◆ INSTRUCTION
Exclude the pictures and reproduce the remaining data exactly as written.

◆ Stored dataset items
★ ★ ★
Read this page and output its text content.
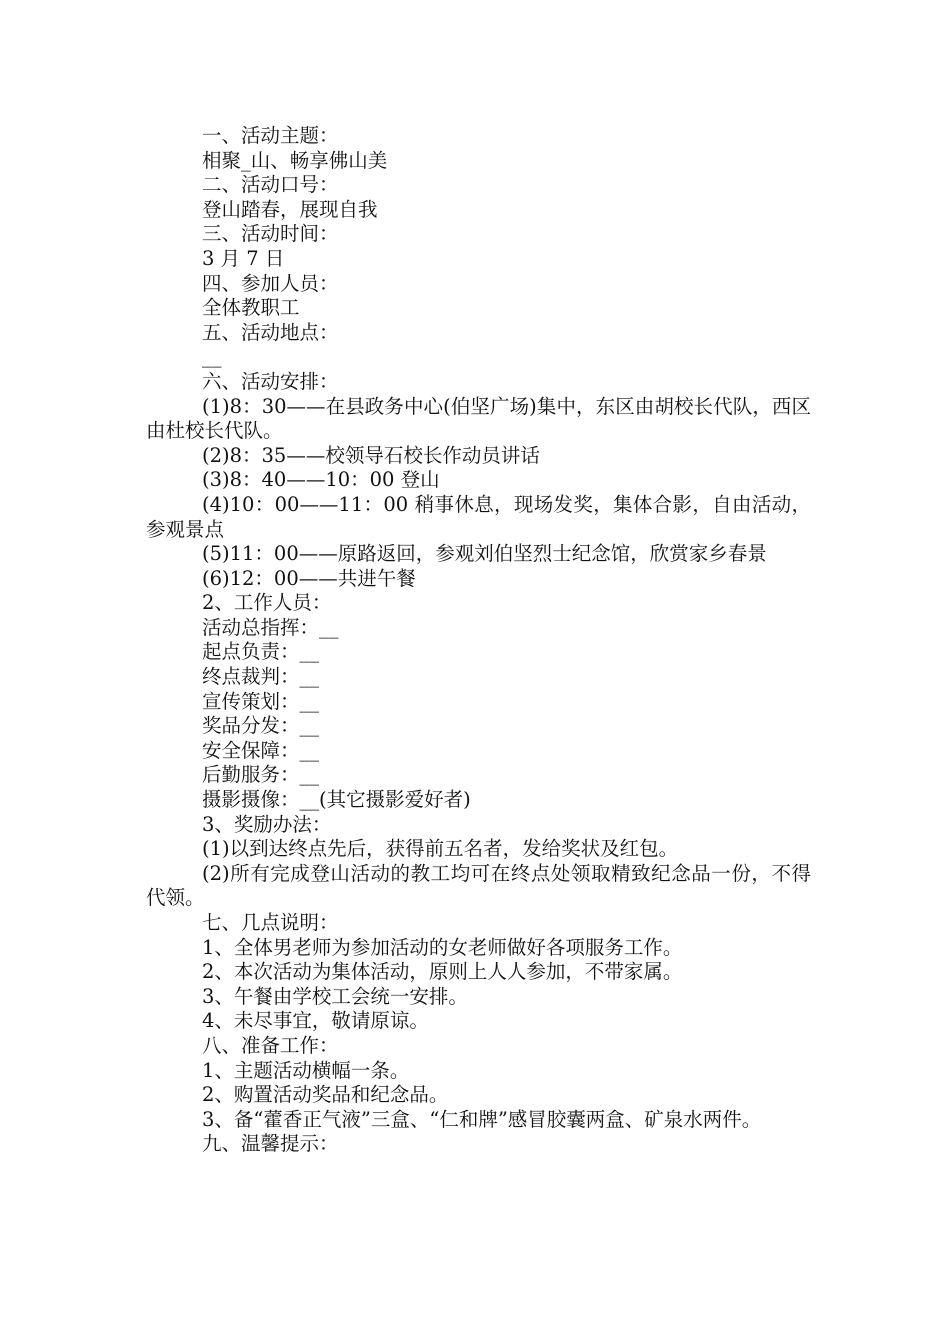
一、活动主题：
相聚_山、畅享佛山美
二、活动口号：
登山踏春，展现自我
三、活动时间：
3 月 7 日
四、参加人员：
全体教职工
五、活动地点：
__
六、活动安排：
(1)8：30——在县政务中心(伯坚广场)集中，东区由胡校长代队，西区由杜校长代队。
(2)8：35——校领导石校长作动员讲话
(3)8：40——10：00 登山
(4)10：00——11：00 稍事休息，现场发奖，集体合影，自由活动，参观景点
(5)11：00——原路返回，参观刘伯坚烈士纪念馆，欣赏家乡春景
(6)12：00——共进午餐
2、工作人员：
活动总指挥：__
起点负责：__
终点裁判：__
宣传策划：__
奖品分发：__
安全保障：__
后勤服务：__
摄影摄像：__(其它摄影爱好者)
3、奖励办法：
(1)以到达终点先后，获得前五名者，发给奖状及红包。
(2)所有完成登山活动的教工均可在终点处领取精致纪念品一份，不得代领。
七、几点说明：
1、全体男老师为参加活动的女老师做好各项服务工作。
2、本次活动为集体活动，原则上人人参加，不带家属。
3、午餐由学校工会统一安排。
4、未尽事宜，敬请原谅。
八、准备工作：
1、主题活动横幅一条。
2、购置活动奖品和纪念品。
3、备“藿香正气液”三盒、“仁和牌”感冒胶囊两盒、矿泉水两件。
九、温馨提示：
★ ★ ★
◆ TASK ANSWER
Read this page and output its text content.
一、活动主题：
相聚_山、畅享佛山美
二、活动口号：
登山踏春，展现自我
三、活动时间：
3 月 7 日
四、参加人员：
全体教职工
五、活动地点：
__
六、活动安排：
(1)8：30——在县政务中心(伯坚广场)集中，东区由胡校长代队，西区由杜校长代队。
(2)8：35——校领导石校长作动员讲话
(3)8：40——10：00 登山
(4)10：00——11：00 稍事休息，现场发奖，集体合影，自由活动，参观景点
(5)11：00——原路返回，参观刘伯坚烈士纪念馆，欣赏家乡春景
(6)12：00——共进午餐
2、工作人员：
活动总指挥：__
起点负责：__
终点裁判：__
宣传策划：__
奖品分发：__
安全保障：__
后勤服务：__
摄影摄像：__(其它摄影爱好者)
3、奖励办法：
(1)以到达终点先后，获得前五名者，发给奖状及红包。
(2)所有完成登山活动的教工均可在终点处领取精致纪念品一份，不得代领。
七、几点说明：
1、全体男老师为参加活动的女老师做好各项服务工作。
2、本次活动为集体活动，原则上人人参加，不带家属。
3、午餐由学校工会统一安排。
4、未尽事宜，敬请原谅。
八、准备工作：
1、主题活动横幅一条。
2、购置活动奖品和纪念品。
3、备“藿香正气液”三盒、“仁和牌”感冒胶囊两盒、矿泉水两件。
九、温馨提示：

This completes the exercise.